### Given request
Can you resume the comment below on politics and poetry after the Bush era, continuing from its last sentence rather than from the listing that follows it?

### Document excerpt
__________

It's funny, I was just thinking today about starting a piece about the place of politics in poetry and the arts after the end of the Bush era... it seems to me that despite Obama's election, there are still deep-seated structural problems revolving around consumerism, commodification, media control, state violence (police brutality and corruption is still a huge issue and people talk about domestic advances in racial politics while ignoring the blight that is the African continent, still languishing in post-colonial malaise)...these are problems that are so deeply systemic they won't be addressed by a new president or foreign policy initiative. Now is not the time for progressives to rest on the laurels but to step up and challenge Obama to live up to the ideals people believed he embodies...without the power of labor and the demonstrable political muscle of the American working class, Roosevelt could've structured the New Deal in any number of ways, but instead it became the paragon of progressive social programs which people hope Obama can create/re-invigorate.
 
Alas...an honest report here. Hello again to Andy and to the flarfists in the world who have in my estimation set alot of new things free and have opened up new dialogues with the dimensions language deals with.

I was reading Nada Gordon yesterday and watching her performances on YouTube...now there's a gal who when I read her, I fail to get to the kernel of her art. When we watch and listen to her voiceover of a Japanese news program..well..it's another story and her concept of miscommunication is a very real one to me.

As far as the slip slidin' away of this generation or empire as Ron has referred to it...well. Yes, things do do that and here we are in the thick of an avalanche.

I've been in that avalanche for longer than most....the first moments I knew things were not well was during the coctail parties held at the US embassy in Riyadh. While amongst the diplomats and strangers...there was the sound of tinkling glasses...making toasts and business deals. I knew the sound instinctually and the portents of its arrival.

I must say however...few of you heard that sound until it became so loud that it broke down a few buildings.

When I finally ended up in Times Square two months before that chaotic episode....well. I couldn't enter the darn place...it felt to me incredibly evil and I ran away from it. My family thought I was completely nuts. The epicenter of commerce and Time itself...the illusion of it anyway...was the fountain of light emanating all sorts of earthbound majic.

Materialism. Capitalism or rather, the capitalization of one person over another and one nation over another.

We as poets are much better off if we PAY ATTENTION.

And no..this isn't the Chinese century. This century is much bigger than China. I hesitate to designate a nation here that will lead while others follow because most here wouldn't understand the nature of that State of Being and perhaps...where we are now is in the State of Becoming. The problem with the assumption of introducing such a century and relocating it to China..well. What about cleaning up the mess right here before packing one's bags?

I will say this however...it isn't up to humankind to decide. It isn't arbitrary nor is it unfair.

I would like to direct anyone who likes to sign off on the poem Our Babies Are Good Enough and you know where to find that. Since Ron mentioned the Babies...well yes.

__________

### Collected material
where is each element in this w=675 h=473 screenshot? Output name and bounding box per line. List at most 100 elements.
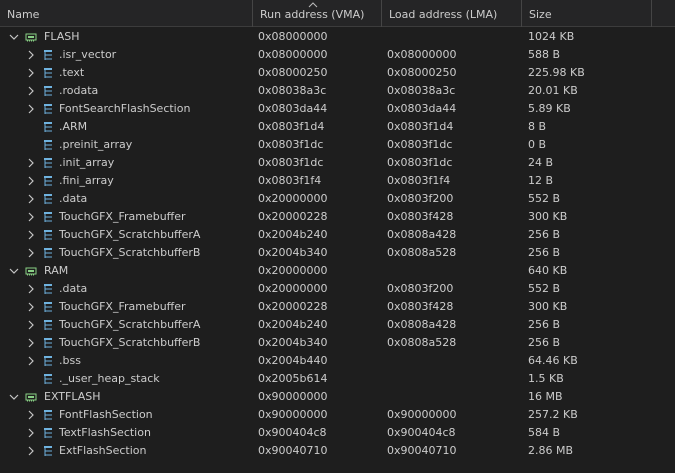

__________

### Response to this task
Babies and the issue of the future is never a moot point. Repeating the same thing over and over and expecting different results is the formula for insanity.

We have the right as humans to be right you know. Sadly enough, some folks way in the past and some in the present and still more in the future would like you to believe otherwise.

"Every person is born free." Ali Mu'mineen, Commander of the Faithful and Chief of all Believers (regardless of sect).
 
And for what it is worth..since Andy mentioned it in an email...Flarfists and what is to become of that!

I'll say this..there is only one book title that gave me some sense of what was to become of our "Nation" and that was Deer Nation.

I've such an issue with book titling and laugh over the audacity and precocity of some of them...then there's the sheer agrandizement of such things as "Feathers Walking" or a "Stupendous Suspender" which mock poetry even when the poet is not aware that they are the subject of much mockery. Poets....what a bunch of morons sometimes..interested in only their own survival and SELECTING a proper orientation i.e. one that will get them ahead.

Deer Nation however was a real exception in my book. Not that I've ever read the darn thing...do I have to?

Perhaps that is the problem here...so much of what is written...well...I could write it better myself. Much of what is written has already been written if not all of it. Everyday anymore is Kerbala you know with widespread oppression and grief.

How much though in poetry is in the Make it New form?

Easy enough for someone who realizes the state of ignorance into which the majority of THIS nation has fallen.

Anything I say is pretty much new to that audience.

And that might tip off the few who do listen as to what this century will be and how to make that work in terms of one's art and maybe even, one's soul.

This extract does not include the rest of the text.